Stated exercise: All lines in the data bearing the string "screenshot" should be identified and copied.

Records supplied:
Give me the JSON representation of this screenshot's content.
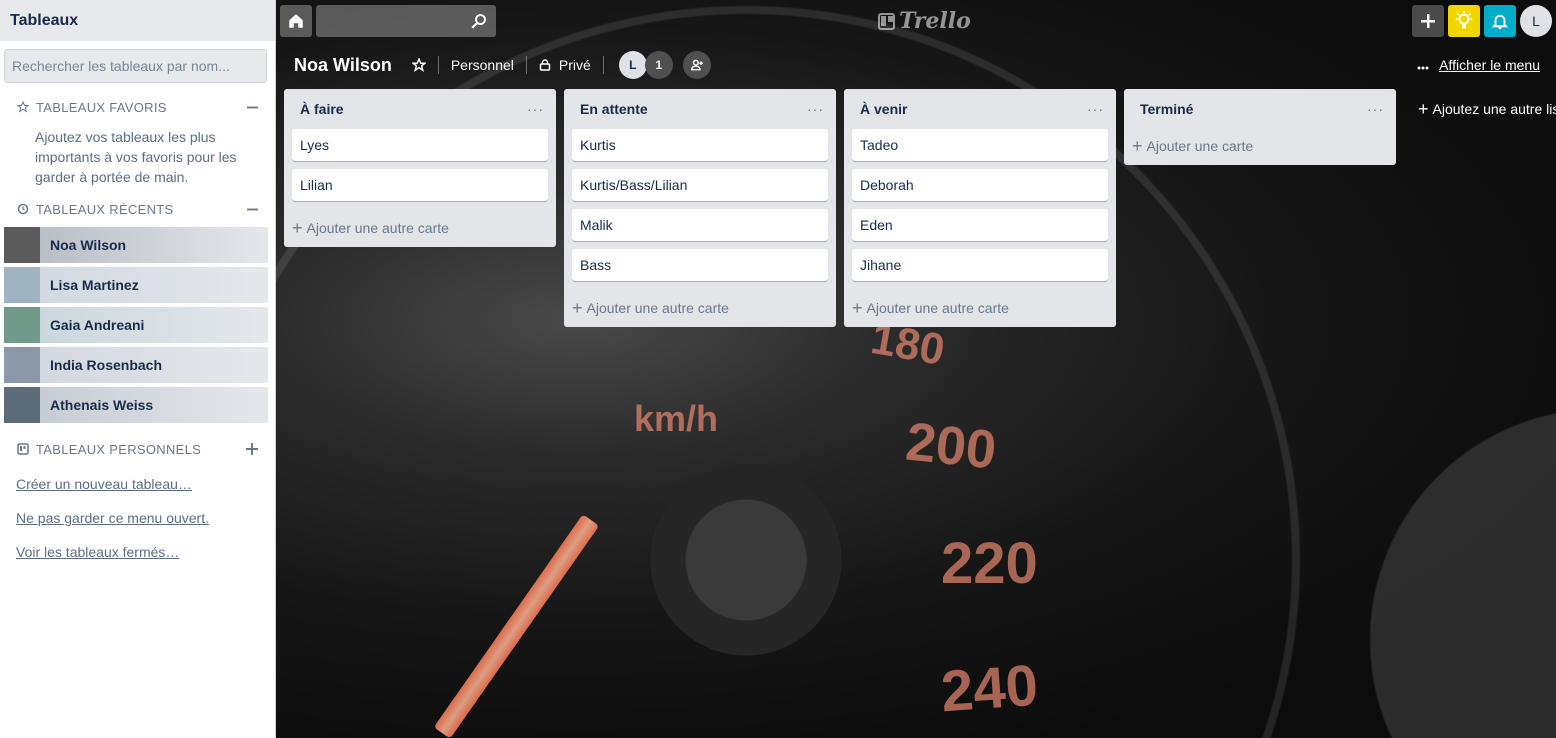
{
  "sidebar": {
    "title": "Tableaux",
    "search_placeholder": "Rechercher les tableaux par nom...",
    "favorites": {
      "title": "TABLEAUX FAVORIS",
      "text": "Ajoutez vos tableaux les plus importants à vos favoris pour les garder à portée de main."
    },
    "recent": {
      "title": "TABLEAUX RÉCENTS",
      "boards": [
        {
          "name": "Noa Wilson",
          "thumb": "#5a5a5a",
          "bg": "#9aa3ab"
        },
        {
          "name": "Lisa Martinez",
          "thumb": "#9fb3c0",
          "bg": "#c7d3dc"
        },
        {
          "name": "Gaia Andreani",
          "thumb": "#6f9a8a",
          "bg": "#b9d0d6"
        },
        {
          "name": "India Rosenbach",
          "thumb": "#8a98a8",
          "bg": "#c9d1da"
        },
        {
          "name": "Athenais Weiss",
          "thumb": "#5b6b78",
          "bg": "#b3bcc5"
        }
      ]
    },
    "personal": {
      "title": "TABLEAUX PERSONNELS"
    },
    "links": [
      "Créer un nouveau tableau…",
      "Ne pas garder ce menu ouvert.",
      "Voir les tableaux fermés…"
    ]
  },
  "topbar": {
    "logo": "Trello",
    "avatar": "L",
    "colors": {
      "add": "#4a4a4a",
      "idea": "#f2d600",
      "notif": "#00aecc"
    }
  },
  "board": {
    "title": "Noa Wilson",
    "team": "Personnel",
    "visibility": "Privé",
    "member_initial": "L",
    "member_count": "1",
    "show_menu": "Afficher le menu",
    "add_list": "Ajoutez une autre liste",
    "dial_numbers": [
      "kmh",
      "180",
      "200",
      "220",
      "240"
    ],
    "lists": [
      {
        "title": "À faire",
        "cards": [
          "Lyes",
          "Lilian"
        ],
        "add": "Ajouter une autre carte"
      },
      {
        "title": "En attente",
        "cards": [
          "Kurtis",
          "Kurtis/Bass/Lilian",
          "Malik",
          "Bass"
        ],
        "add": "Ajouter une autre carte"
      },
      {
        "title": "À venir",
        "cards": [
          "Tadeo",
          "Deborah",
          "Eden",
          "Jihane"
        ],
        "add": "Ajouter une autre carte"
      },
      {
        "title": "Terminé",
        "cards": [],
        "add": "Ajouter une carte"
      }
    ]
  },
  "dial": {
    "unit": "km/h",
    "marks": [
      "180",
      "200",
      "220",
      "240"
    ]
  }
}
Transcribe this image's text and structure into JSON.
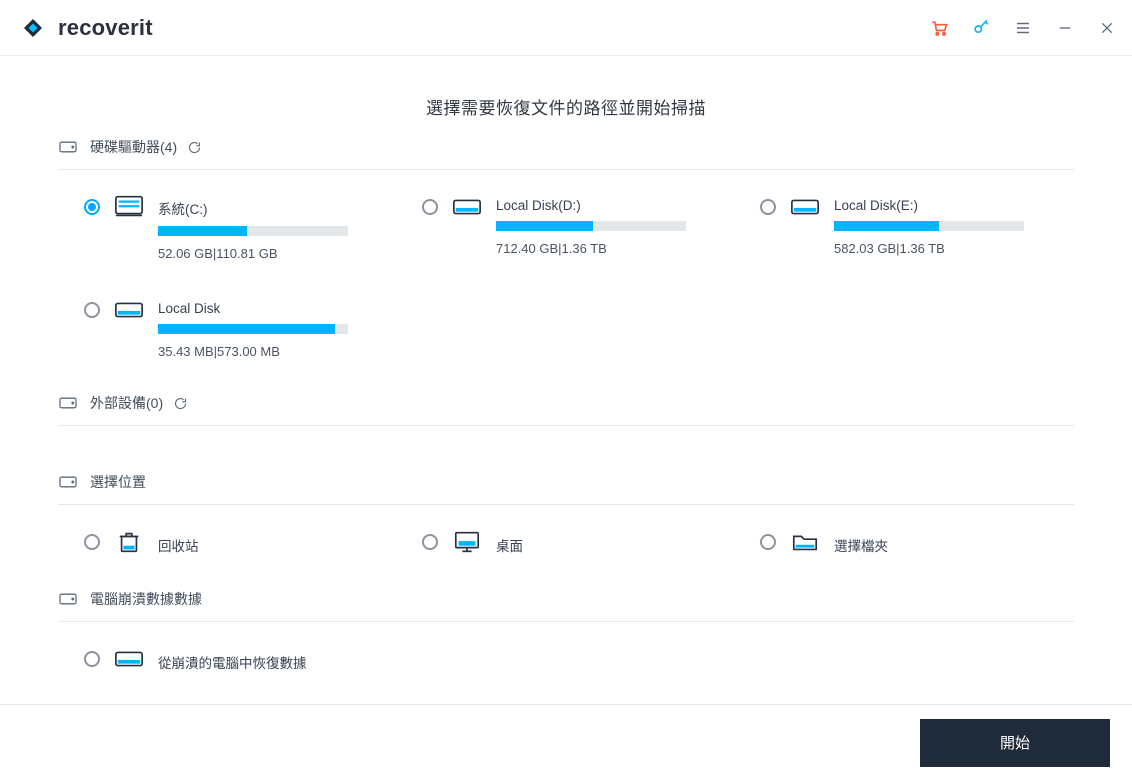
{
  "brand": {
    "name": "recoverit"
  },
  "page_title": "選擇需要恢復文件的路徑並開始掃描",
  "sections": {
    "hard_drives": {
      "title": "硬碟驅動器(4)",
      "items": [
        {
          "label": "系統(C:)",
          "stats": "52.06  GB|110.81  GB",
          "pct": 47,
          "selected": true,
          "icon": "system-drive"
        },
        {
          "label": "Local Disk(D:)",
          "stats": "712.40  GB|1.36  TB",
          "pct": 51,
          "selected": false,
          "icon": "drive"
        },
        {
          "label": "Local Disk(E:)",
          "stats": "582.03  GB|1.36  TB",
          "pct": 55,
          "selected": false,
          "icon": "drive"
        },
        {
          "label": "Local Disk",
          "stats": "35.43  MB|573.00  MB",
          "pct": 93,
          "selected": false,
          "icon": "drive"
        }
      ]
    },
    "external": {
      "title": "外部設備(0)"
    },
    "locations": {
      "title": "選擇位置",
      "items": [
        {
          "label": "回收站",
          "icon": "recycle-bin"
        },
        {
          "label": "桌面",
          "icon": "desktop"
        },
        {
          "label": "選擇檔夾",
          "icon": "folder"
        }
      ]
    },
    "crash": {
      "title": "電腦崩潰數據數據",
      "items": [
        {
          "label": "從崩潰的電腦中恢復數據",
          "icon": "drive"
        }
      ]
    }
  },
  "footer": {
    "start_label": "開始"
  },
  "colors": {
    "accent": "#00b5ff",
    "button_bg": "#1f2a3a",
    "cart": "#ff5a36"
  }
}
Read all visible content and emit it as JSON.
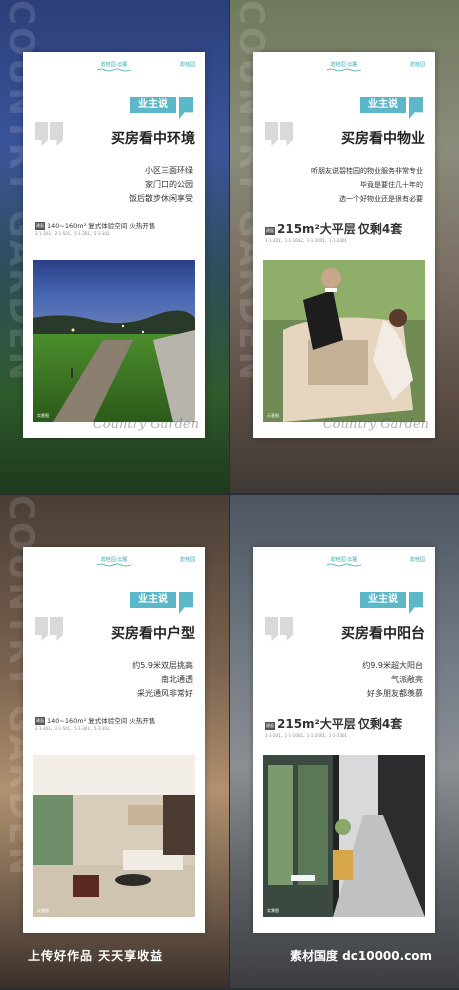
{
  "brand": {
    "logo_text": "碧桂园·云麓",
    "right_mark": "碧桂园"
  },
  "watermark": "COUNTRY GARDEN",
  "signature": "Country Garden",
  "posters": [
    {
      "tag": "业主说",
      "headline": "买房看中环境",
      "lines": [
        "小区三面环绿",
        "家门口的公园",
        "饭后散步休闲享受"
      ],
      "spec_badge": "建面",
      "spec_area": "140~160m²",
      "spec_desc": "复式体验空间  火热开售",
      "spec_sub": "2-1-301，2-1-501，5-1-301，5-1-302",
      "photo": "park-path-photo",
      "photo_caption": "实景图"
    },
    {
      "tag": "业主说",
      "headline": "买房看中物业",
      "lines": [
        "听朋友说碧桂园的物业服务非常专业",
        "毕竟是要住几十年的",
        "选一个好物业还是很有必要"
      ],
      "spec_badge": "建面",
      "spec_area": "215m²大平层",
      "spec_desc": "仅剩4套",
      "spec_sub": "1-1-201，1-1-1602，1-1-2001，1-1-2301",
      "photo": "doorman-car-photo",
      "photo_caption": "示意图"
    },
    {
      "tag": "业主说",
      "headline": "买房看中户型",
      "lines": [
        "约5.9米双层挑高",
        "南北通透",
        "采光通风非常好"
      ],
      "spec_badge": "建面",
      "spec_area": "140~160m²",
      "spec_desc": "复式体验空间  火热开售",
      "spec_sub": "2-1-301，2-1-501，5-1-301，5-1-302",
      "photo": "living-room-photo",
      "photo_caption": "实景图"
    },
    {
      "tag": "业主说",
      "headline": "买房看中阳台",
      "lines": [
        "约9.9米超大阳台",
        "气派敞亮",
        "好多朋友都羡慕"
      ],
      "spec_badge": "建面",
      "spec_area": "215m²大平层",
      "spec_desc": "仅剩4套",
      "spec_sub": "1-1-201，1-1-1602，1-1-2001，1-1-2301",
      "photo": "balcony-photo",
      "photo_caption": "实景图"
    }
  ],
  "footer": {
    "left": "上传好作品  天天享收益",
    "right": "素材国度  dc10000.com"
  },
  "colors": {
    "accent": "#5cb8c9",
    "brand": "#3aa7b5",
    "headline": "#222222"
  }
}
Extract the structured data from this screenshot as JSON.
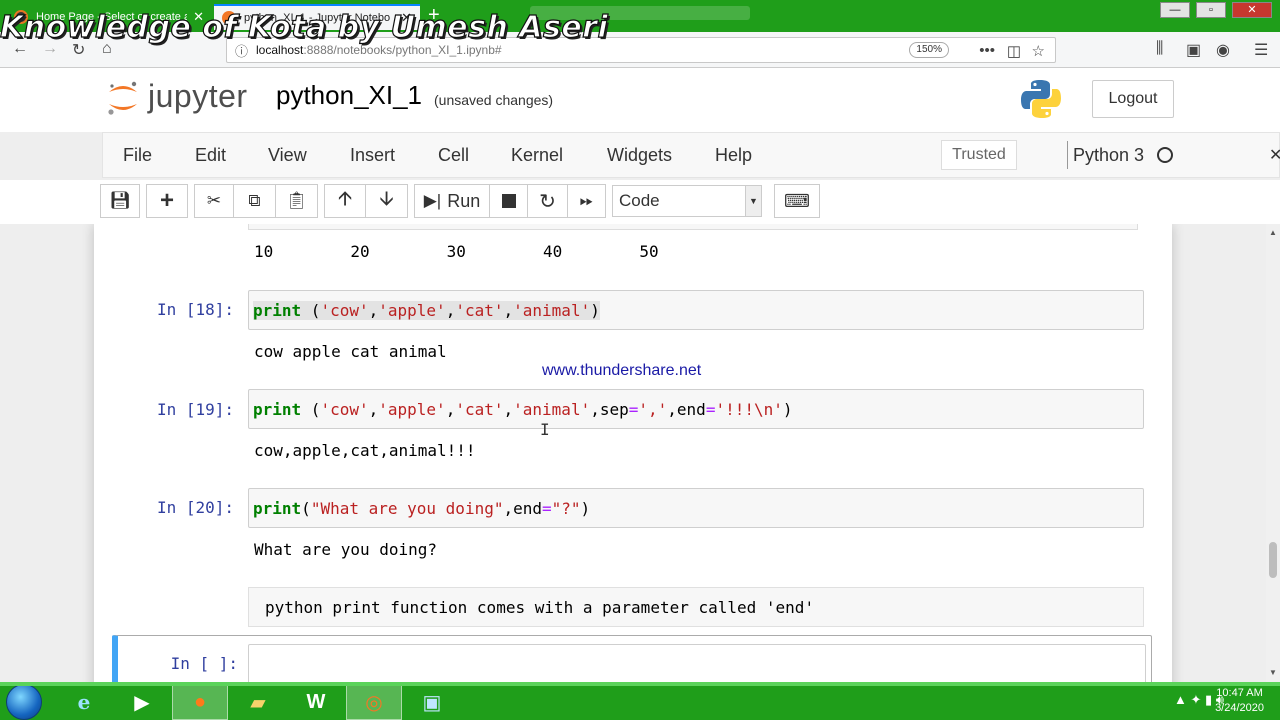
{
  "browser": {
    "tabs": [
      {
        "title": "Home Page - Select or create a"
      },
      {
        "title": "python_XI_1 - Jupyter Notebo"
      }
    ],
    "url_host": "localhost",
    "url_path": ":8888/notebooks/python_XI_1.ipynb#",
    "zoom": "150%"
  },
  "watermark": "Knowledge of Kota by Umesh Aseri",
  "jupyter": {
    "brand": "jupyter",
    "notebook_title": "python_XI_1",
    "save_status": "(unsaved changes)",
    "logout": "Logout"
  },
  "menu": {
    "items": [
      "File",
      "Edit",
      "View",
      "Insert",
      "Cell",
      "Kernel",
      "Widgets",
      "Help"
    ],
    "trusted": "Trusted",
    "kernel": "Python 3"
  },
  "toolbar": {
    "run_label": "Run",
    "cell_type": "Code"
  },
  "cells": {
    "prev_output": "10        20        30        40        50",
    "c18": {
      "prompt": "In [18]:",
      "output": "cow apple cat animal"
    },
    "c19": {
      "prompt": "In [19]:",
      "output": "cow,apple,cat,animal!!!"
    },
    "c20": {
      "prompt": "In [20]:",
      "output": "What are you doing?"
    },
    "markdown": "python print function comes with a parameter called 'end'",
    "active": {
      "prompt": "In [ ]:"
    }
  },
  "overlay_link": "www.thundershare.net",
  "taskbar": {
    "time": "10:47 AM",
    "date": "3/24/2020"
  }
}
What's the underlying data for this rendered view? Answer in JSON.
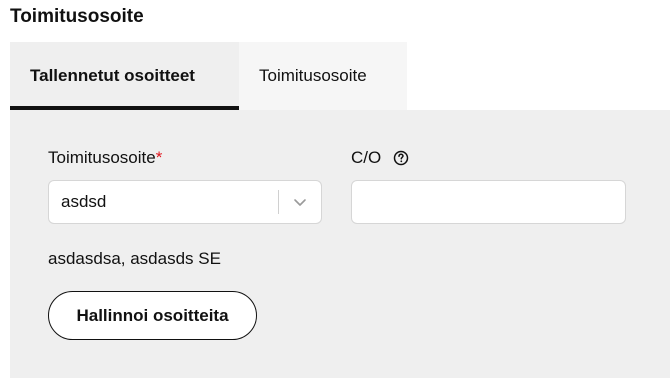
{
  "section": {
    "title": "Toimitusosoite"
  },
  "tabs": [
    {
      "label": "Tallennetut osoitteet",
      "active": true
    },
    {
      "label": "Toimitusosoite",
      "active": false
    }
  ],
  "form": {
    "address_label": "Toimitusosoite",
    "required_marker": "*",
    "address_select_value": "asdsd",
    "co_label": "C/O",
    "co_value": "",
    "selected_address_text": "asdasdsa, asdasds SE",
    "manage_button_label": "Hallinnoi osoitteita"
  },
  "icons": {
    "select_chevron": "chevron-down-icon",
    "co_help": "help-circle-icon"
  },
  "colors": {
    "required": "#e0161e",
    "panel_bg": "#efefef",
    "active_tab_underline": "#111111"
  }
}
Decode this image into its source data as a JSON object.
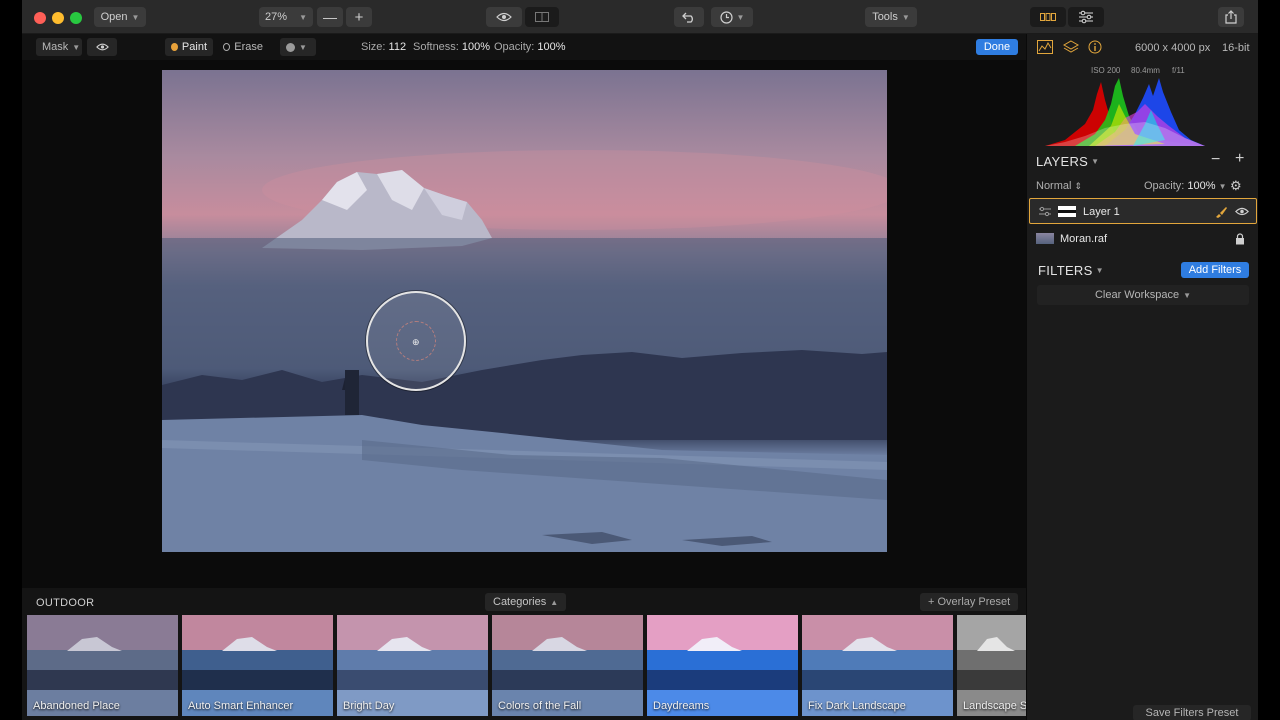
{
  "toolbar": {
    "open_label": "Open",
    "zoom_value": "27%",
    "tools_label": "Tools"
  },
  "mask_bar": {
    "mask_label": "Mask",
    "paint_label": "Paint",
    "erase_label": "Erase",
    "size_label": "Size:",
    "size_value": "112",
    "softness_label": "Softness:",
    "softness_value": "100%",
    "opacity_label": "Opacity:",
    "opacity_value": "100%",
    "done_label": "Done"
  },
  "image_info": {
    "dimensions": "6000 x 4000 px",
    "bit_depth": "16-bit",
    "iso": "ISO 200",
    "focal_length": "80.4mm",
    "aperture": "f/11"
  },
  "layers": {
    "title": "LAYERS",
    "blend_mode": "Normal",
    "opacity_label": "Opacity:",
    "opacity_value": "100%",
    "items": [
      {
        "name": "Layer 1",
        "selected": true
      },
      {
        "name": "Moran.raf",
        "locked": true
      }
    ]
  },
  "filters": {
    "title": "FILTERS",
    "add_label": "Add Filters",
    "workspace_label": "Clear Workspace"
  },
  "presets": {
    "section_label": "OUTDOOR",
    "categories_label": "Categories",
    "overlay_label": "+ Overlay Preset",
    "save_label": "Save Filters Preset",
    "items": [
      "Abandoned Place",
      "Auto Smart Enhancer",
      "Bright Day",
      "Colors of the Fall",
      "Daydreams",
      "Fix Dark Landscape",
      "Landscape So"
    ]
  },
  "colors": {
    "accent_blue": "#2f7de1",
    "selection_orange": "#e2a63c",
    "paint_dot": "#e8a23a"
  }
}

The output:
Give me the JSON representation of this screenshot's content.
Extract the structured data from this screenshot as JSON.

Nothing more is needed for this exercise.